• [Task goal]:
Output all lines exactly, with nothing added or dropped.

• [Stored items from a collection]:
• • • • • • •
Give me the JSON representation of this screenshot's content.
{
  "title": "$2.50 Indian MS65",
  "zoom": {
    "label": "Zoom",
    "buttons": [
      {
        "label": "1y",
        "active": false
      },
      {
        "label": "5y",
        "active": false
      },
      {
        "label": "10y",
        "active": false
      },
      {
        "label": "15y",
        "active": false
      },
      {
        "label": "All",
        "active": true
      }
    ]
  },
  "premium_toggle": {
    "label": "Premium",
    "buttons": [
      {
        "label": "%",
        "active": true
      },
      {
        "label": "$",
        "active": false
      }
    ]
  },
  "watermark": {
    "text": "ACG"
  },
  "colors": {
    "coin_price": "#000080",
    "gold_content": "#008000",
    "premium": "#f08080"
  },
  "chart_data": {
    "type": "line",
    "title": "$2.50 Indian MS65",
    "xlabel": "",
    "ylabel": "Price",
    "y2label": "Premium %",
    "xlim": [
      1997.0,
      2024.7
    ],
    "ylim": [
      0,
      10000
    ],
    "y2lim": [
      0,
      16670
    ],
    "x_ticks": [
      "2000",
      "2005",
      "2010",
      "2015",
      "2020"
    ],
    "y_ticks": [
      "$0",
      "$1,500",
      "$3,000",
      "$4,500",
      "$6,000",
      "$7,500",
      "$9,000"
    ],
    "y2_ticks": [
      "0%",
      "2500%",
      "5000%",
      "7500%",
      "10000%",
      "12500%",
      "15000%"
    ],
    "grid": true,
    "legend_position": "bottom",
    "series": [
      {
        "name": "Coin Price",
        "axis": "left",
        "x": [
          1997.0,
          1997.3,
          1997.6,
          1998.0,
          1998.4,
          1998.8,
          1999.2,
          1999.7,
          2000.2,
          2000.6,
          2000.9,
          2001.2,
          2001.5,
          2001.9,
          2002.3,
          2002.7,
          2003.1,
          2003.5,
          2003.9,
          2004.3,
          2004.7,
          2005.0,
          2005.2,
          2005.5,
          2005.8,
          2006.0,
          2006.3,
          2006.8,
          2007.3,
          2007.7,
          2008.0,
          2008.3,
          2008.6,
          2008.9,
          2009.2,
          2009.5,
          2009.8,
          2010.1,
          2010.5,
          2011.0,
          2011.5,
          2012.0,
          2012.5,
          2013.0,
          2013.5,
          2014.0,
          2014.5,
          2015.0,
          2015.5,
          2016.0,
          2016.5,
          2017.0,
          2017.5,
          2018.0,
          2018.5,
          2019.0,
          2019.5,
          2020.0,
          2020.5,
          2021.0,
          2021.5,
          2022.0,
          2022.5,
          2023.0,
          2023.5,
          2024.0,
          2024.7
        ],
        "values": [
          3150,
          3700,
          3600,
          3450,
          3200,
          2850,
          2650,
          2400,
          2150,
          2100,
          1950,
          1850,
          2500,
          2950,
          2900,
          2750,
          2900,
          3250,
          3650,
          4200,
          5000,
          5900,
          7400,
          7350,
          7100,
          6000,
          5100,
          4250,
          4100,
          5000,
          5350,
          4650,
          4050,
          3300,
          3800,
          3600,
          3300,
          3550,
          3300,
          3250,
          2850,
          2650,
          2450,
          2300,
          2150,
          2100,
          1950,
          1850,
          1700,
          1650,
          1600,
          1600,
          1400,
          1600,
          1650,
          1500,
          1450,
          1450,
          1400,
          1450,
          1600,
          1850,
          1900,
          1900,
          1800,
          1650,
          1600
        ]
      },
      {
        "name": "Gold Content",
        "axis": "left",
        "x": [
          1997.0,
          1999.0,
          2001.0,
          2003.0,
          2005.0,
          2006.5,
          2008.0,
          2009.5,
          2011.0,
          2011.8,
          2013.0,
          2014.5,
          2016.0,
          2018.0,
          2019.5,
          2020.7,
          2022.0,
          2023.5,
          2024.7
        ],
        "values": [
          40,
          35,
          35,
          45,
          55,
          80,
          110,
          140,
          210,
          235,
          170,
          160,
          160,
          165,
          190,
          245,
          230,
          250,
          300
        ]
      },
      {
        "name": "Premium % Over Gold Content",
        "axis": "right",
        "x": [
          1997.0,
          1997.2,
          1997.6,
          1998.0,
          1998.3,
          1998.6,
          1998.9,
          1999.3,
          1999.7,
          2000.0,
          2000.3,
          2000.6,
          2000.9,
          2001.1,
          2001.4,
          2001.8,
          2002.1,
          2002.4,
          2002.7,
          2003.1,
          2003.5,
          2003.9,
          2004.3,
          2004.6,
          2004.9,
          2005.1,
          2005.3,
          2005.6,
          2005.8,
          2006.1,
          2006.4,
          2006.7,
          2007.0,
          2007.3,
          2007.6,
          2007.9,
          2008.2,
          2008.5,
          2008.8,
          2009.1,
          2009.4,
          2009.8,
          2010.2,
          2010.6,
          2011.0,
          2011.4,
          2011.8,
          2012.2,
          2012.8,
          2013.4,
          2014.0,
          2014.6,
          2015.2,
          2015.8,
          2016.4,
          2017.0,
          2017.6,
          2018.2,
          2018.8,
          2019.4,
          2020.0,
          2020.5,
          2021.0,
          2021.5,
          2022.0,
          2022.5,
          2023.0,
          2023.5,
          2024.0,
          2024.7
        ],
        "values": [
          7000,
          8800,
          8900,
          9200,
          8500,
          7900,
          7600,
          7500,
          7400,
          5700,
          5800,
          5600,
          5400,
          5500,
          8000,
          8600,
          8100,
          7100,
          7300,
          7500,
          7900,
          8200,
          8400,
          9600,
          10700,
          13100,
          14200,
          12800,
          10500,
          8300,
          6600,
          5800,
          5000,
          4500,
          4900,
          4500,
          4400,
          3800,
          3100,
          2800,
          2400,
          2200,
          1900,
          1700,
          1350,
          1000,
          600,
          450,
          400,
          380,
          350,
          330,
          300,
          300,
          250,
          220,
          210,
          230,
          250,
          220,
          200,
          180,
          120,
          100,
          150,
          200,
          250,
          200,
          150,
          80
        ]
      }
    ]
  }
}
• • • • • • •
• [Written reply]:
Give me the JSON representation of this screenshot's content.
{
  "title": "$2.50 Indian MS65",
  "zoom": {
    "label": "Zoom",
    "buttons": [
      {
        "label": "1y",
        "active": false
      },
      {
        "label": "5y",
        "active": false
      },
      {
        "label": "10y",
        "active": false
      },
      {
        "label": "15y",
        "active": false
      },
      {
        "label": "All",
        "active": true
      }
    ]
  },
  "premium_toggle": {
    "label": "Premium",
    "buttons": [
      {
        "label": "%",
        "active": true
      },
      {
        "label": "$",
        "active": false
      }
    ]
  },
  "watermark": {
    "text": "ACG"
  },
  "colors": {
    "coin_price": "#000080",
    "gold_content": "#008000",
    "premium": "#f08080"
  },
  "chart_data": {
    "type": "line",
    "title": "$2.50 Indian MS65",
    "xlabel": "",
    "ylabel": "Price",
    "y2label": "Premium %",
    "xlim": [
      1997.0,
      2024.7
    ],
    "ylim": [
      0,
      10000
    ],
    "y2lim": [
      0,
      16670
    ],
    "x_ticks": [
      "2000",
      "2005",
      "2010",
      "2015",
      "2020"
    ],
    "y_ticks": [
      "$0",
      "$1,500",
      "$3,000",
      "$4,500",
      "$6,000",
      "$7,500",
      "$9,000"
    ],
    "y2_ticks": [
      "0%",
      "2500%",
      "5000%",
      "7500%",
      "10000%",
      "12500%",
      "15000%"
    ],
    "grid": true,
    "legend_position": "bottom",
    "series": [
      {
        "name": "Coin Price",
        "axis": "left",
        "x": [
          1997.0,
          1997.3,
          1997.6,
          1998.0,
          1998.4,
          1998.8,
          1999.2,
          1999.7,
          2000.2,
          2000.6,
          2000.9,
          2001.2,
          2001.5,
          2001.9,
          2002.3,
          2002.7,
          2003.1,
          2003.5,
          2003.9,
          2004.3,
          2004.7,
          2005.0,
          2005.2,
          2005.5,
          2005.8,
          2006.0,
          2006.3,
          2006.8,
          2007.3,
          2007.7,
          2008.0,
          2008.3,
          2008.6,
          2008.9,
          2009.2,
          2009.5,
          2009.8,
          2010.1,
          2010.5,
          2011.0,
          2011.5,
          2012.0,
          2012.5,
          2013.0,
          2013.5,
          2014.0,
          2014.5,
          2015.0,
          2015.5,
          2016.0,
          2016.5,
          2017.0,
          2017.5,
          2018.0,
          2018.5,
          2019.0,
          2019.5,
          2020.0,
          2020.5,
          2021.0,
          2021.5,
          2022.0,
          2022.5,
          2023.0,
          2023.5,
          2024.0,
          2024.7
        ],
        "values": [
          3150,
          3700,
          3600,
          3450,
          3200,
          2850,
          2650,
          2400,
          2150,
          2100,
          1950,
          1850,
          2500,
          2950,
          2900,
          2750,
          2900,
          3250,
          3650,
          4200,
          5000,
          5900,
          7400,
          7350,
          7100,
          6000,
          5100,
          4250,
          4100,
          5000,
          5350,
          4650,
          4050,
          3300,
          3800,
          3600,
          3300,
          3550,
          3300,
          3250,
          2850,
          2650,
          2450,
          2300,
          2150,
          2100,
          1950,
          1850,
          1700,
          1650,
          1600,
          1600,
          1400,
          1600,
          1650,
          1500,
          1450,
          1450,
          1400,
          1450,
          1600,
          1850,
          1900,
          1900,
          1800,
          1650,
          1600
        ]
      },
      {
        "name": "Gold Content",
        "axis": "left",
        "x": [
          1997.0,
          1999.0,
          2001.0,
          2003.0,
          2005.0,
          2006.5,
          2008.0,
          2009.5,
          2011.0,
          2011.8,
          2013.0,
          2014.5,
          2016.0,
          2018.0,
          2019.5,
          2020.7,
          2022.0,
          2023.5,
          2024.7
        ],
        "values": [
          40,
          35,
          35,
          45,
          55,
          80,
          110,
          140,
          210,
          235,
          170,
          160,
          160,
          165,
          190,
          245,
          230,
          250,
          300
        ]
      },
      {
        "name": "Premium % Over Gold Content",
        "axis": "right",
        "x": [
          1997.0,
          1997.2,
          1997.6,
          1998.0,
          1998.3,
          1998.6,
          1998.9,
          1999.3,
          1999.7,
          2000.0,
          2000.3,
          2000.6,
          2000.9,
          2001.1,
          2001.4,
          2001.8,
          2002.1,
          2002.4,
          2002.7,
          2003.1,
          2003.5,
          2003.9,
          2004.3,
          2004.6,
          2004.9,
          2005.1,
          2005.3,
          2005.6,
          2005.8,
          2006.1,
          2006.4,
          2006.7,
          2007.0,
          2007.3,
          2007.6,
          2007.9,
          2008.2,
          2008.5,
          2008.8,
          2009.1,
          2009.4,
          2009.8,
          2010.2,
          2010.6,
          2011.0,
          2011.4,
          2011.8,
          2012.2,
          2012.8,
          2013.4,
          2014.0,
          2014.6,
          2015.2,
          2015.8,
          2016.4,
          2017.0,
          2017.6,
          2018.2,
          2018.8,
          2019.4,
          2020.0,
          2020.5,
          2021.0,
          2021.5,
          2022.0,
          2022.5,
          2023.0,
          2023.5,
          2024.0,
          2024.7
        ],
        "values": [
          7000,
          8800,
          8900,
          9200,
          8500,
          7900,
          7600,
          7500,
          7400,
          5700,
          5800,
          5600,
          5400,
          5500,
          8000,
          8600,
          8100,
          7100,
          7300,
          7500,
          7900,
          8200,
          8400,
          9600,
          10700,
          13100,
          14200,
          12800,
          10500,
          8300,
          6600,
          5800,
          5000,
          4500,
          4900,
          4500,
          4400,
          3800,
          3100,
          2800,
          2400,
          2200,
          1900,
          1700,
          1350,
          1000,
          600,
          450,
          400,
          380,
          350,
          330,
          300,
          300,
          250,
          220,
          210,
          230,
          250,
          220,
          200,
          180,
          120,
          100,
          150,
          200,
          250,
          200,
          150,
          80
        ]
      }
    ]
  }
}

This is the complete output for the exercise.